— Start Data supplied —

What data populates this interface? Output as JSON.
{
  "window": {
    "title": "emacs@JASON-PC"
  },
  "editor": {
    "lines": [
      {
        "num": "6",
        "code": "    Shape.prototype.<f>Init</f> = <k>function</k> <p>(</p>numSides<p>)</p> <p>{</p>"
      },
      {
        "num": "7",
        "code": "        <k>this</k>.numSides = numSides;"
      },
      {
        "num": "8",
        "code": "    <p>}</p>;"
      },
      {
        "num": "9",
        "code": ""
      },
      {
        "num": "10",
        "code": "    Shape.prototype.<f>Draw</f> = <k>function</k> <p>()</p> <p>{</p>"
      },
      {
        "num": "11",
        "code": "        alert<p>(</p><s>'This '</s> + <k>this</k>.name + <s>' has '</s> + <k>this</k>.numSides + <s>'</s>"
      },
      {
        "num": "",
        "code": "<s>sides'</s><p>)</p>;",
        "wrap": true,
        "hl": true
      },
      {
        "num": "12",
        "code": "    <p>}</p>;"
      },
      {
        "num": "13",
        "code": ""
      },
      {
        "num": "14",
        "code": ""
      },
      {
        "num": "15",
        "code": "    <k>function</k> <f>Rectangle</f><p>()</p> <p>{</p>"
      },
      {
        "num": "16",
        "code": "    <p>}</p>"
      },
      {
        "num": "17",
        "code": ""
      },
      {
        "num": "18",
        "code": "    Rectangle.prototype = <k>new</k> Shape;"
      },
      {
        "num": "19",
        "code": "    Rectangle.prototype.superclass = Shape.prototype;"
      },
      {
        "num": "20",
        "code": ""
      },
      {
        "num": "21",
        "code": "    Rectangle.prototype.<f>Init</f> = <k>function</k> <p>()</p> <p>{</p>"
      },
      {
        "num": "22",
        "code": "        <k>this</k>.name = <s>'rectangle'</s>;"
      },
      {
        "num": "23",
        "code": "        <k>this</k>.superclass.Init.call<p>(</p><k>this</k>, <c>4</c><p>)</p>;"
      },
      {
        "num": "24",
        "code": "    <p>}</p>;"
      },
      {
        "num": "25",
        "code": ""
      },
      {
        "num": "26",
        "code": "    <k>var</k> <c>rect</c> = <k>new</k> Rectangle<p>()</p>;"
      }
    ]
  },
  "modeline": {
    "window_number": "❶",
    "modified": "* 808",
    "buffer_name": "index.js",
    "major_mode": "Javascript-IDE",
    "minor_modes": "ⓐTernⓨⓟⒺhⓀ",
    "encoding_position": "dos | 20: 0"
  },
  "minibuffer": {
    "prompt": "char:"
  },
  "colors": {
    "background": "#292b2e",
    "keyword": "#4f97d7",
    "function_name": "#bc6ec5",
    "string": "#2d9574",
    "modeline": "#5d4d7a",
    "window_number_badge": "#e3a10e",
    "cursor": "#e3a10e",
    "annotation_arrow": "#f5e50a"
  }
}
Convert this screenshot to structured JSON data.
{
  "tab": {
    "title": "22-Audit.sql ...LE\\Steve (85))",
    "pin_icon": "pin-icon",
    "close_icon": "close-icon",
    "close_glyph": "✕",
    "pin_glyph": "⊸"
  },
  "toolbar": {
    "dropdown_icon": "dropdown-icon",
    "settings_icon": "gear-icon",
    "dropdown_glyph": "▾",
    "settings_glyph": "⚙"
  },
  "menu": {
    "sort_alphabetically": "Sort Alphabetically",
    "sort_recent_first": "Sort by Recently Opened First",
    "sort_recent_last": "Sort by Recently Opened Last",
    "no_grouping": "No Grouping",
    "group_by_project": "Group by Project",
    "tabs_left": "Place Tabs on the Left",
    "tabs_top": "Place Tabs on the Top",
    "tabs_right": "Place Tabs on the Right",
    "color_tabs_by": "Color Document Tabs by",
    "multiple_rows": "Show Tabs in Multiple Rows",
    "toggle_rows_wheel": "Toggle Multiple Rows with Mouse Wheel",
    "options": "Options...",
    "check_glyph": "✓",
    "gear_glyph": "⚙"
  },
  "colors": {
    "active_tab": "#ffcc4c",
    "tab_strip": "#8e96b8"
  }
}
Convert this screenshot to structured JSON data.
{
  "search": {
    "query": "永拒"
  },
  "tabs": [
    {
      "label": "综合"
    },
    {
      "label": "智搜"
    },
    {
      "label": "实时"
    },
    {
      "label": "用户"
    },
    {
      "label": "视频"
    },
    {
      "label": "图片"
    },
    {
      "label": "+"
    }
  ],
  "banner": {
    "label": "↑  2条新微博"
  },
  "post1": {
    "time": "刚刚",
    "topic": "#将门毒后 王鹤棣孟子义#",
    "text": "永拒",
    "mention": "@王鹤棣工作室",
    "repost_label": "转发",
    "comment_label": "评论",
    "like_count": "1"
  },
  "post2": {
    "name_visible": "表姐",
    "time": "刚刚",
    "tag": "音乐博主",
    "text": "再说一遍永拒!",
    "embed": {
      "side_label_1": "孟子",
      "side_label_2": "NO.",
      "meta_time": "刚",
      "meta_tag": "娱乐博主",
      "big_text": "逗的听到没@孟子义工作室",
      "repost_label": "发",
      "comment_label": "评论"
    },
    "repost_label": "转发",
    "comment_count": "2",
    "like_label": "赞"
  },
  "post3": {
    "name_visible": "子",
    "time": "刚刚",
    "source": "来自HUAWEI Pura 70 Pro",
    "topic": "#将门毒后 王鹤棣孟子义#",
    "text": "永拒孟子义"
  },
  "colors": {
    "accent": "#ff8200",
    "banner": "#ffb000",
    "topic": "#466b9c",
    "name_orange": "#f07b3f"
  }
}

— End Data supplied —

Objective: Output the entries verbatim.

Answer to this exercise:
What data populates this interface? Output as JSON.
{
  "window": {
    "title": "emacs@JASON-PC"
  },
  "editor": {
    "lines": [
      {
        "num": "6",
        "code": "    Shape.prototype.<f>Init</f> = <k>function</k> <p>(</p>numSides<p>)</p> <p>{</p>"
      },
      {
        "num": "7",
        "code": "        <k>this</k>.numSides = numSides;"
      },
      {
        "num": "8",
        "code": "    <p>}</p>;"
      },
      {
        "num": "9",
        "code": ""
      },
      {
        "num": "10",
        "code": "    Shape.prototype.<f>Draw</f> = <k>function</k> <p>()</p> <p>{</p>"
      },
      {
        "num": "11",
        "code": "        alert<p>(</p><s>'This '</s> + <k>this</k>.name + <s>' has '</s> + <k>this</k>.numSides + <s>'</s>"
      },
      {
        "num": "",
        "code": "<s>sides'</s><p>)</p>;",
        "wrap": true,
        "hl": true
      },
      {
        "num": "12",
        "code": "    <p>}</p>;"
      },
      {
        "num": "13",
        "code": ""
      },
      {
        "num": "14",
        "code": ""
      },
      {
        "num": "15",
        "code": "    <k>function</k> <f>Rectangle</f><p>()</p> <p>{</p>"
      },
      {
        "num": "16",
        "code": "    <p>}</p>"
      },
      {
        "num": "17",
        "code": ""
      },
      {
        "num": "18",
        "code": "    Rectangle.prototype = <k>new</k> Shape;"
      },
      {
        "num": "19",
        "code": "    Rectangle.prototype.superclass = Shape.prototype;"
      },
      {
        "num": "20",
        "code": ""
      },
      {
        "num": "21",
        "code": "    Rectangle.prototype.<f>Init</f> = <k>function</k> <p>()</p> <p>{</p>"
      },
      {
        "num": "22",
        "code": "        <k>this</k>.name = <s>'rectangle'</s>;"
      },
      {
        "num": "23",
        "code": "        <k>this</k>.superclass.Init.call<p>(</p><k>this</k>, <c>4</c><p>)</p>;"
      },
      {
        "num": "24",
        "code": "    <p>}</p>;"
      },
      {
        "num": "25",
        "code": ""
      },
      {
        "num": "26",
        "code": "    <k>var</k> <c>rect</c> = <k>new</k> Rectangle<p>()</p>;"
      }
    ]
  },
  "modeline": {
    "window_number": "❶",
    "modified": "* 808",
    "buffer_name": "index.js",
    "major_mode": "Javascript-IDE",
    "minor_modes": "ⓐTernⓨⓟⒺhⓀ",
    "encoding_position": "dos | 20: 0"
  },
  "minibuffer": {
    "prompt": "char:"
  },
  "colors": {
    "background": "#292b2e",
    "keyword": "#4f97d7",
    "function_name": "#bc6ec5",
    "string": "#2d9574",
    "modeline": "#5d4d7a",
    "window_number_badge": "#e3a10e",
    "cursor": "#e3a10e",
    "annotation_arrow": "#f5e50a"
  }
}
Convert this screenshot to structured JSON data.
{
  "tab": {
    "title": "22-Audit.sql ...LE\\Steve (85))",
    "pin_icon": "pin-icon",
    "close_icon": "close-icon",
    "close_glyph": "✕",
    "pin_glyph": "⊸"
  },
  "toolbar": {
    "dropdown_icon": "dropdown-icon",
    "settings_icon": "gear-icon",
    "dropdown_glyph": "▾",
    "settings_glyph": "⚙"
  },
  "menu": {
    "sort_alphabetically": "Sort Alphabetically",
    "sort_recent_first": "Sort by Recently Opened First",
    "sort_recent_last": "Sort by Recently Opened Last",
    "no_grouping": "No Grouping",
    "group_by_project": "Group by Project",
    "tabs_left": "Place Tabs on the Left",
    "tabs_top": "Place Tabs on the Top",
    "tabs_right": "Place Tabs on the Right",
    "color_tabs_by": "Color Document Tabs by",
    "multiple_rows": "Show Tabs in Multiple Rows",
    "toggle_rows_wheel": "Toggle Multiple Rows with Mouse Wheel",
    "options": "Options...",
    "check_glyph": "✓",
    "gear_glyph": "⚙"
  },
  "colors": {
    "active_tab": "#ffcc4c",
    "tab_strip": "#8e96b8"
  }
}
Convert this screenshot to structured JSON data.
{
  "search": {
    "query": "永拒"
  },
  "tabs": [
    {
      "label": "综合"
    },
    {
      "label": "智搜"
    },
    {
      "label": "实时"
    },
    {
      "label": "用户"
    },
    {
      "label": "视频"
    },
    {
      "label": "图片"
    },
    {
      "label": "+"
    }
  ],
  "banner": {
    "label": "↑  2条新微博"
  },
  "post1": {
    "time": "刚刚",
    "topic": "#将门毒后 王鹤棣孟子义#",
    "text": "永拒",
    "mention": "@王鹤棣工作室",
    "repost_label": "转发",
    "comment_label": "评论",
    "like_count": "1"
  },
  "post2": {
    "name_visible": "表姐",
    "time": "刚刚",
    "tag": "音乐博主",
    "text": "再说一遍永拒!",
    "embed": {
      "side_label_1": "孟子",
      "side_label_2": "NO.",
      "meta_time": "刚",
      "meta_tag": "娱乐博主",
      "big_text": "逗的听到没@孟子义工作室",
      "repost_label": "发",
      "comment_label": "评论"
    },
    "repost_label": "转发",
    "comment_count": "2",
    "like_label": "赞"
  },
  "post3": {
    "name_visible": "子",
    "time": "刚刚",
    "source": "来自HUAWEI Pura 70 Pro",
    "topic": "#将门毒后 王鹤棣孟子义#",
    "text": "永拒孟子义"
  },
  "colors": {
    "accent": "#ff8200",
    "banner": "#ffb000",
    "topic": "#466b9c",
    "name_orange": "#f07b3f"
  }
}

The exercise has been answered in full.